> [Set task] Look for "sinh" in the listing below. Gather each line that contains it.
☆ ☆ ☆ ☆ ☆ ☆ ☆
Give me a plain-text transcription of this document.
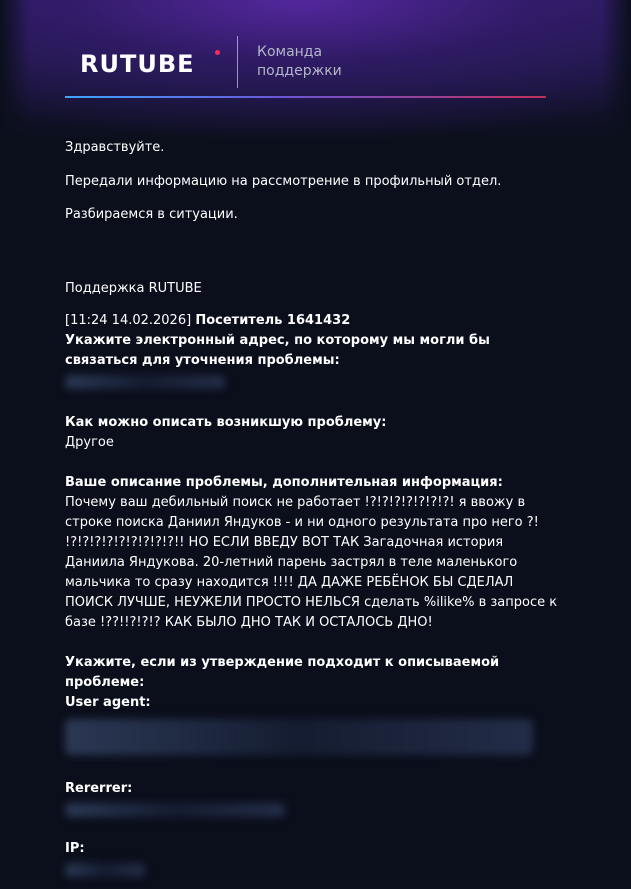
RUTUBE	Команда
поддержки

Здравствуйте.

Передали информацию на рассмотрение в профильный отдел.

Разбираемся в ситуации.

Поддержка RUTUBE

[11:24 14.02.2026] Посетитель 1641432

Укажите электронный адрес, по которому мы могли бы связаться для уточнения проблемы:

Как можно описать возникшую проблему:

Другое

Ваше описание проблемы, дополнительная информация:

Почему ваш дебильный поиск не работает !?!?!?!?!?!?!?! я ввожу в строке поиска Даниил Яндуков - и ни одного результата про него ?! !?!?!?!?!?!?!?!?!?!! НО ЕСЛИ ВВЕДУ ВОТ ТАК Загадочная история Даниила Яндукова. 20-летний парень застрял в теле маленького мальчика то сразу находится !!!! ДА ДАЖЕ РЕБЁНОК БЫ СДЕЛАЛ ПОИСК ЛУЧШЕ, НЕУЖЕЛИ ПРОСТО НЕЛЬСЯ сделать %ilike% в запросе к базе !??!!?!?!? КАК БЫЛО ДНО ТАК И ОСТАЛОСЬ ДНО!

Укажите, если из утверждение подходит к описываемой проблеме:

User agent:

Rererrer:

IP:
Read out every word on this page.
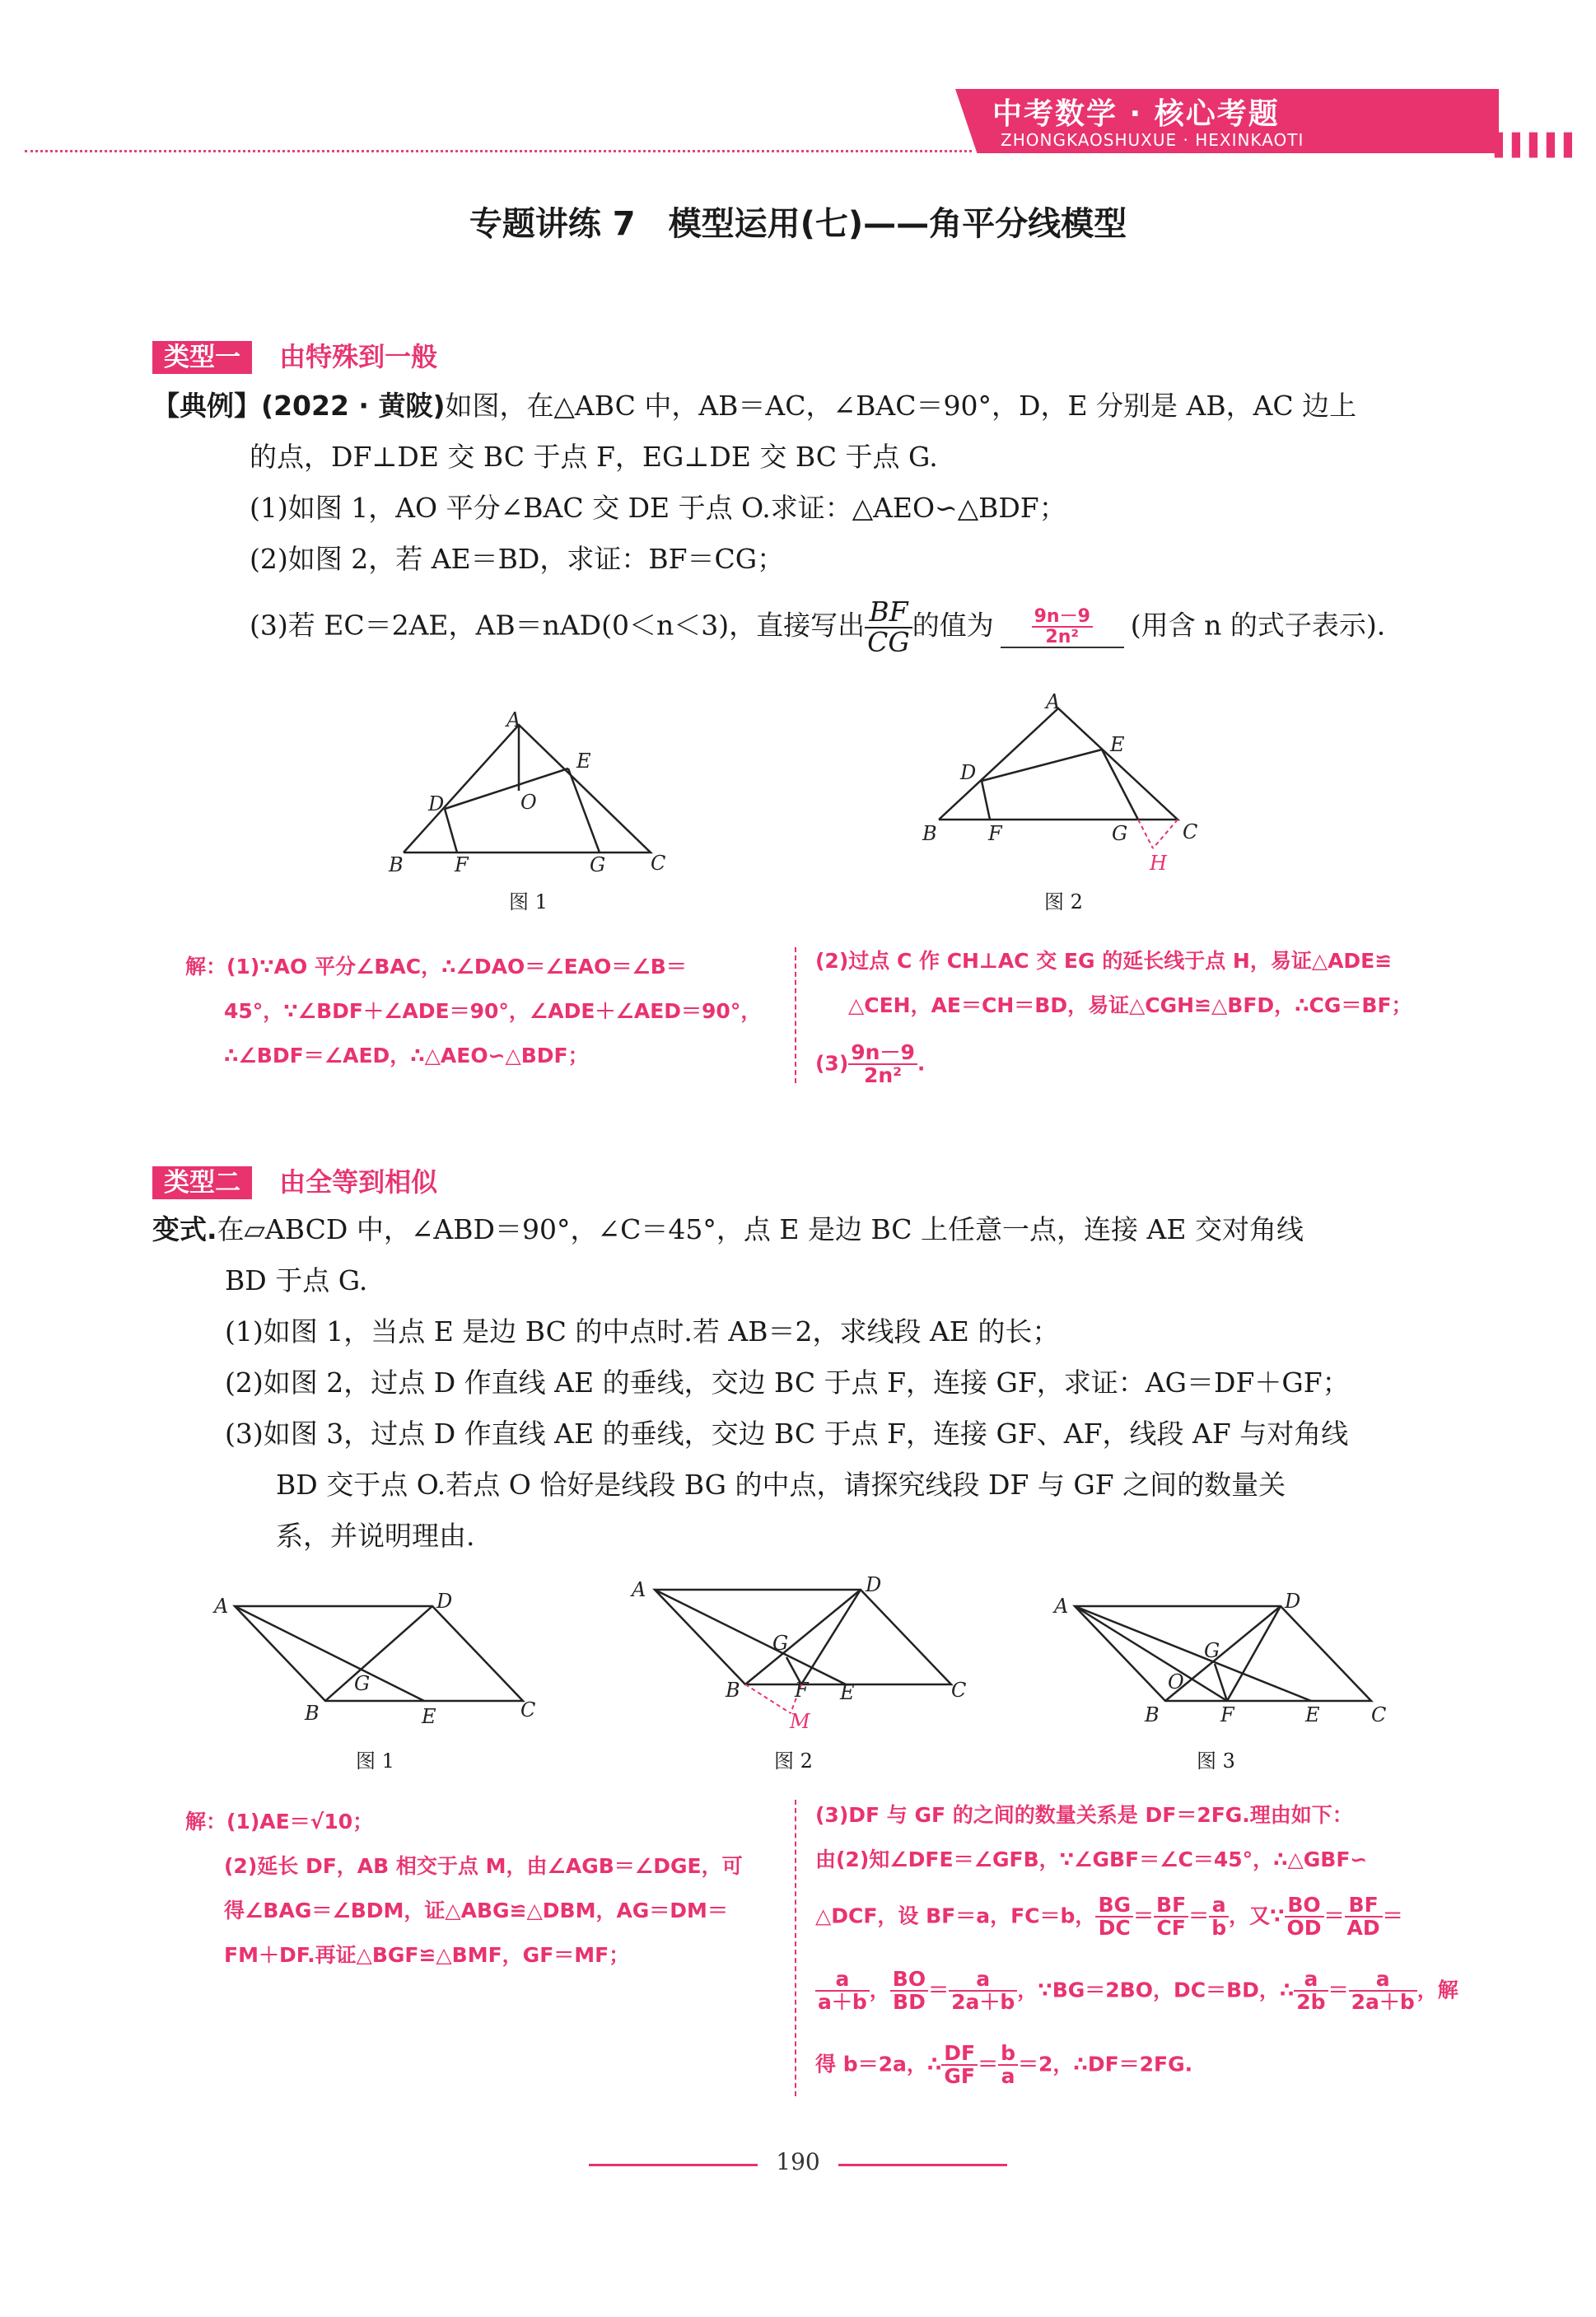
中考数学 · 核心考题
ZHONGKAOSHUXUE · HEXINKAOTI	▌▌▌▌▌
专题讲练 7　模型运用(七)——角平分线模型
类型一 由特殊到一般
【典例】(2022 · 黄陂)如图，在△ABC 中，AB＝AC，∠BAC＝90°，D，E 分别是 AB，AC 边上
的点，DF⊥DE 交 BC 于点 F，EG⊥DE 交 BC 于点 G.
(1)如图 1，AO 平分∠BAC 交 DE 于点 O.求证：△AEO∽△BDF；
(2)如图 2，若 AE＝BD，求证：BF＝CG；
(3)若 EC＝2AE，AB＝nAD(0＜n＜3)，直接写出 $\frac{BF}{CG}$ 的值为 $\frac{9n-9}{\text{2n²}}$ (用含 n 的式子表示).
A
E
O
D
B	F	G C
图 1
A
E
D
B	F	G	C
H
图 2
解：(1)∵AO 平分∠BAC，∴∠DAO＝∠EAO＝∠B＝
45°，∵∠BDF＋∠ADE＝90°，∠ADE＋∠AED＝90°，
∴∠BDF＝∠AED，∴△AEO∽△BDF；
(2)过点 C 作 CH⊥AC 交 EG 的延长线于点 H，易证△ADE≌
△CEH，AE＝CH＝BD，易证△CGH≌△BFD，∴CG＝BF；
$(3) \frac{9n-9}{\text{2n²}}$ .
类型二 由全等到相似
变式.在▱ABCD 中，∠ABD＝90°，∠C＝45°，点 E 是边 BC 上任意一点，连接 AE 交对角线
BD 于点 G.
(1)如图 1，当点 E 是边 BC 的中点时.若 AB＝2，求线段 AE 的长；
(2)如图 2，过点 D 作直线 AE 的垂线，交边 BC 于点 F，连接 GF，求证：AG＝DF＋GF；
(3)如图 3，过点 D 作直线 AE 的垂线，交边 BC 于点 F，连接 GF、AF，线段 AF 与对角线
BD 交于点 O.若点 O 恰好是线段 BG 的中点，请探究线段 DF 与 GF 之间的数量关
系，并说明理由.
A	D
G
B	E	C
图 1
A	D
G
B	F E	C
M
图 2
A	D
G
O
B	F	E	C
图 3
解：(1)AE＝√10；
(2)延长 DF，AB 相交于点 M，由∠AGB＝∠DGE，可
得∠BAG＝∠BDM，证△ABG≌△DBM，AG＝DM＝
FM＋DF.再证△BGF≌△BMF，GF＝MF；
(3)DF 与 GF 的之间的数量关系是 DF＝2FG.理由如下：
由(2)知∠DFE＝∠GFB，∵∠GBF＝∠C＝45°，∴△GBF∽
△DCF，设 BF＝a，FC＝b， $\frac{BG}{DC} = \frac{BF}{CF} = \frac{a}{b}$ ，又∵ $\frac{BO}{OD} = \frac{BF}{AD}$ ＝
$\frac{a}{a+b}$ ， $\frac{BO}{BD} = \frac{a}{2a+b}$ ，∵BG＝2BO，DC＝BD，∴ $\frac{a}{2b} = \frac{a}{2a+b}$ ，解
得 b＝2a，∴ $\frac{DF}{GF} = \frac{b}{a} =2$，∴DF＝2FG.
190
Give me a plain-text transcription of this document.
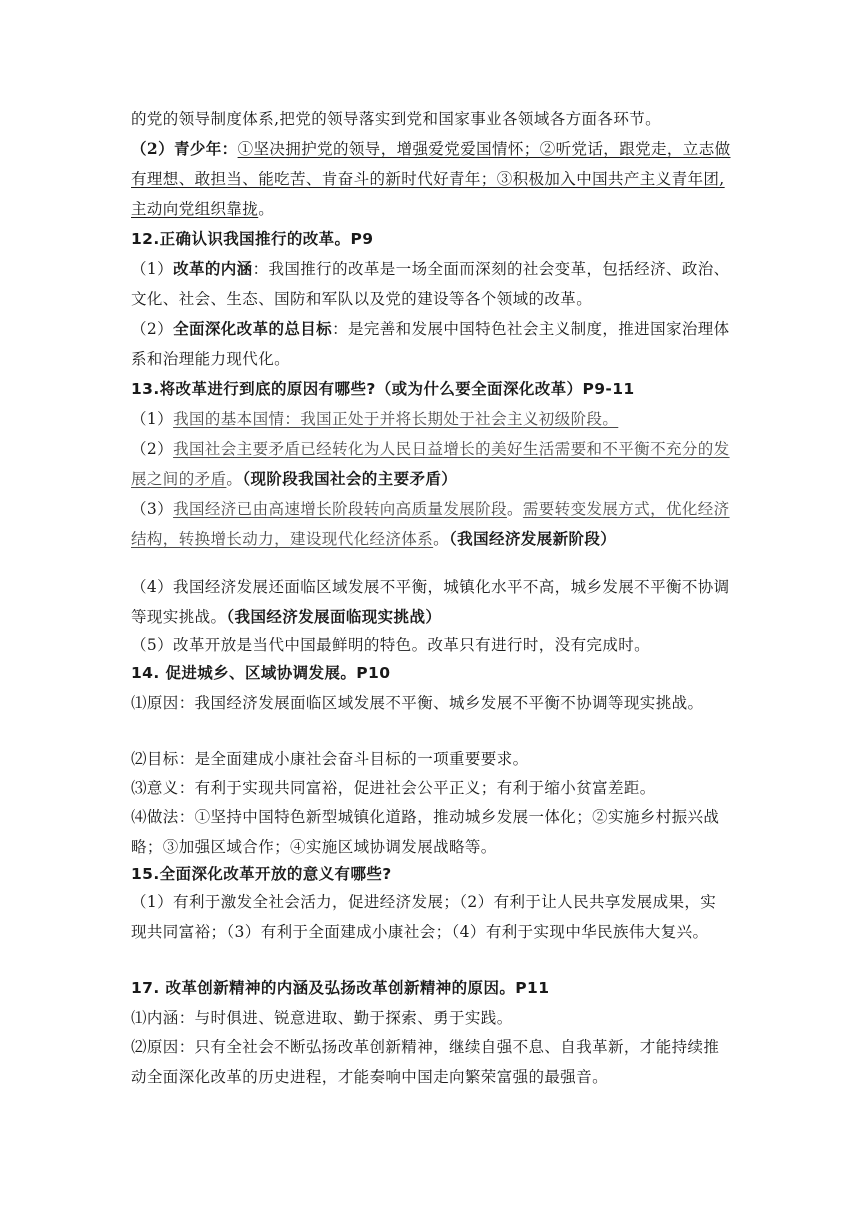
的党的领导制度体系,把党的领导落实到党和国家事业各领域各方面各环节。
（2）青少年：①坚决拥护党的领导，增强爱党爱国情怀；②听党话，跟党走，立志做有理想、敢担当、能吃苦、肯奋斗的新时代好青年；③积极加入中国共产主义青年团,主动向党组织靠拢。
12.正确认识我国推行的改革。P9
（1）改革的内涵：我国推行的改革是一场全面而深刻的社会变革，包括经济、政治、文化、社会、生态、国防和军队以及党的建设等各个领域的改革。
（2）全面深化改革的总目标：是完善和发展中国特色社会主义制度，推进国家治理体系和治理能力现代化。
13.将改革进行到底的原因有哪些?（或为什么要全面深化改革）P9-11
（1）我国的基本国情：我国正处于并将长期处于社会主义初级阶段。
（2）我国社会主要矛盾已经转化为人民日益增长的美好生活需要和不平衡不充分的发展之间的矛盾。（现阶段我国社会的主要矛盾）
（3）我国经济已由高速增长阶段转向高质量发展阶段。需要转变发展方式，优化经济结构，转换增长动力，建设现代化经济体系。（我国经济发展新阶段）
（4）我国经济发展还面临区域发展不平衡，城镇化水平不高，城乡发展不平衡不协调等现实挑战。（我国经济发展面临现实挑战）
（5）改革开放是当代中国最鲜明的特色。改革只有进行时，没有完成时。
14. 促进城乡、区域协调发展。P10
⑴原因：我国经济发展面临区域发展不平衡、城乡发展不平衡不协调等现实挑战。
⑵目标：是全面建成小康社会奋斗目标的一项重要要求。
⑶意义：有利于实现共同富裕，促进社会公平正义；有利于缩小贫富差距。
⑷做法：①坚持中国特色新型城镇化道路，推动城乡发展一体化；②实施乡村振兴战略；③加强区域合作；④实施区域协调发展战略等。
15.全面深化改革开放的意义有哪些?
（1）有利于激发全社会活力，促进经济发展；（2）有利于让人民共享发展成果，实现共同富裕；（3）有利于全面建成小康社会；（4）有利于实现中华民族伟大复兴。
17. 改革创新精神的内涵及弘扬改革创新精神的原因。P11
⑴内涵：与时俱进、锐意进取、勤于探索、勇于实践。
⑵原因：只有全社会不断弘扬改革创新精神，继续自强不息、自我革新，才能持续推动全面深化改革的历史进程，才能奏响中国走向繁荣富强的最强音。
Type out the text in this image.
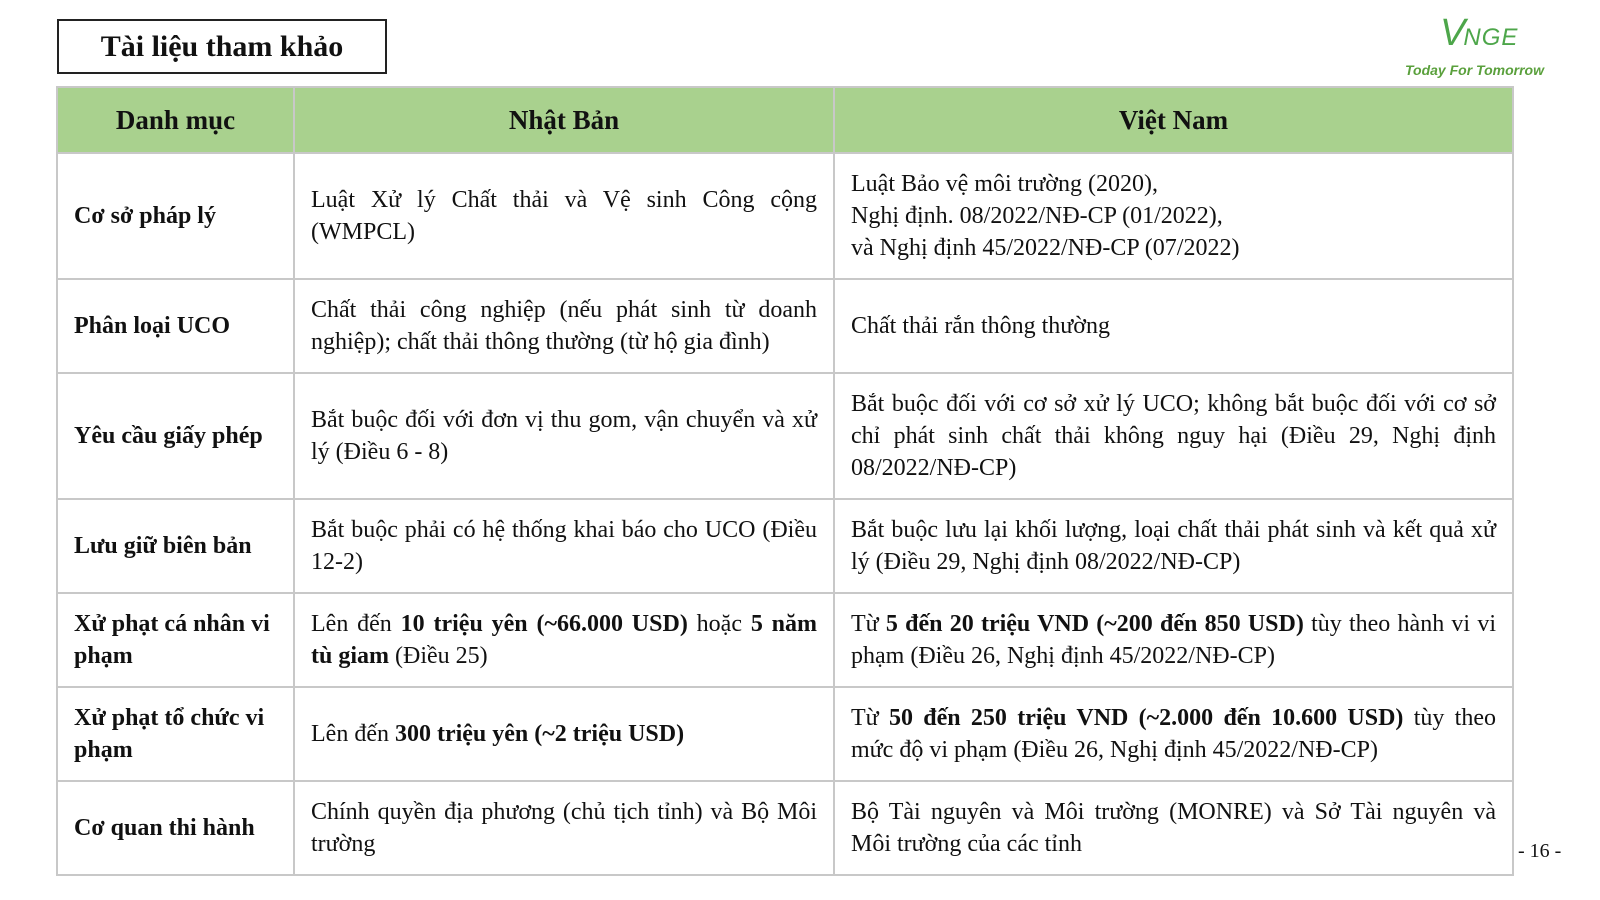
Tài liệu tham khảo	VNGE
Today For Tomorrow
Danh mục	Nhật Bản	Việt Nam
Cơ sở pháp lý	Luật Xử lý Chất thải và Vệ sinh Công cộng (WMPCL)	Luật Bảo vệ môi trường (2020),
Nghị định. 08/2022/NĐ-CP (01/2022),
và Nghị định 45/2022/NĐ-CP (07/2022)
Phân loại UCO	Chất thải công nghiệp (nếu phát sinh từ doanh nghiệp); chất thải thông thường (từ hộ gia đình)	Chất thải rắn thông thường
Yêu cầu giấy phép	Bắt buộc đối với đơn vị thu gom, vận chuyển và xử lý (Điều 6 - 8)	Bắt buộc đối với cơ sở xử lý UCO; không bắt buộc đối với cơ sở chỉ phát sinh chất thải không nguy hại (Điều 29, Nghị định 08/2022/NĐ-CP)
Lưu giữ biên bản	Bắt buộc phải có hệ thống khai báo cho UCO (Điều 12-2)	Bắt buộc lưu lại khối lượng, loại chất thải phát sinh và kết quả xử lý (Điều 29, Nghị định 08/2022/NĐ-CP)
Xử phạt cá nhân vi phạm	Lên đến 10 triệu yên (~66.000 USD) hoặc 5 năm tù giam (Điều 25)	Từ 5 đến 20 triệu VND (~200 đến 850 USD) tùy theo hành vi vi phạm (Điều 26, Nghị định 45/2022/NĐ-CP)
Xử phạt tổ chức vi phạm	Lên đến 300 triệu yên (~2 triệu USD)	Từ 50 đến 250 triệu VND (~2.000 đến 10.600 USD) tùy theo mức độ vi phạm (Điều 26, Nghị định 45/2022/NĐ-CP)
Cơ quan thi hành	Chính quyền địa phương (chủ tịch tỉnh) và Bộ Môi trường	Bộ Tài nguyên và Môi trường (MONRE) và Sở Tài nguyên và Môi trường của các tỉnh	- 16 -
☆ ☆ ☆ ☆ ☆ ☆ ☆
> [Finished task]
Cơ sở pháp lý	Luật Xử lý Chất thải và Vệ sinh Công cộng (WMPCL)	Luật Bảo vệ môi trường (2020),
Phân loại UCO	Chất thải công nghiệp (nếu phát sinh từ doanh nghiệp); chất thải thông thường (từ hộ gia đình)	Chất thải rắn thông thường
Yêu cầu giấy phép	Bắt buộc đối với đơn vị thu gom, vận chuyển và xử lý (Điều 6 - 8)	Bắt buộc đối với cơ sở xử lý UCO; không bắt buộc đối với cơ sở chỉ phát sinh chất thải không nguy hại (Điều 29, Nghị định 08/2022/NĐ-CP)
Lưu giữ biên bản	Bắt buộc phải có hệ thống khai báo cho UCO (Điều 12-2)	Bắt buộc lưu lại khối lượng, loại chất thải phát sinh và kết quả xử lý (Điều 29, Nghị định 08/2022/NĐ-CP)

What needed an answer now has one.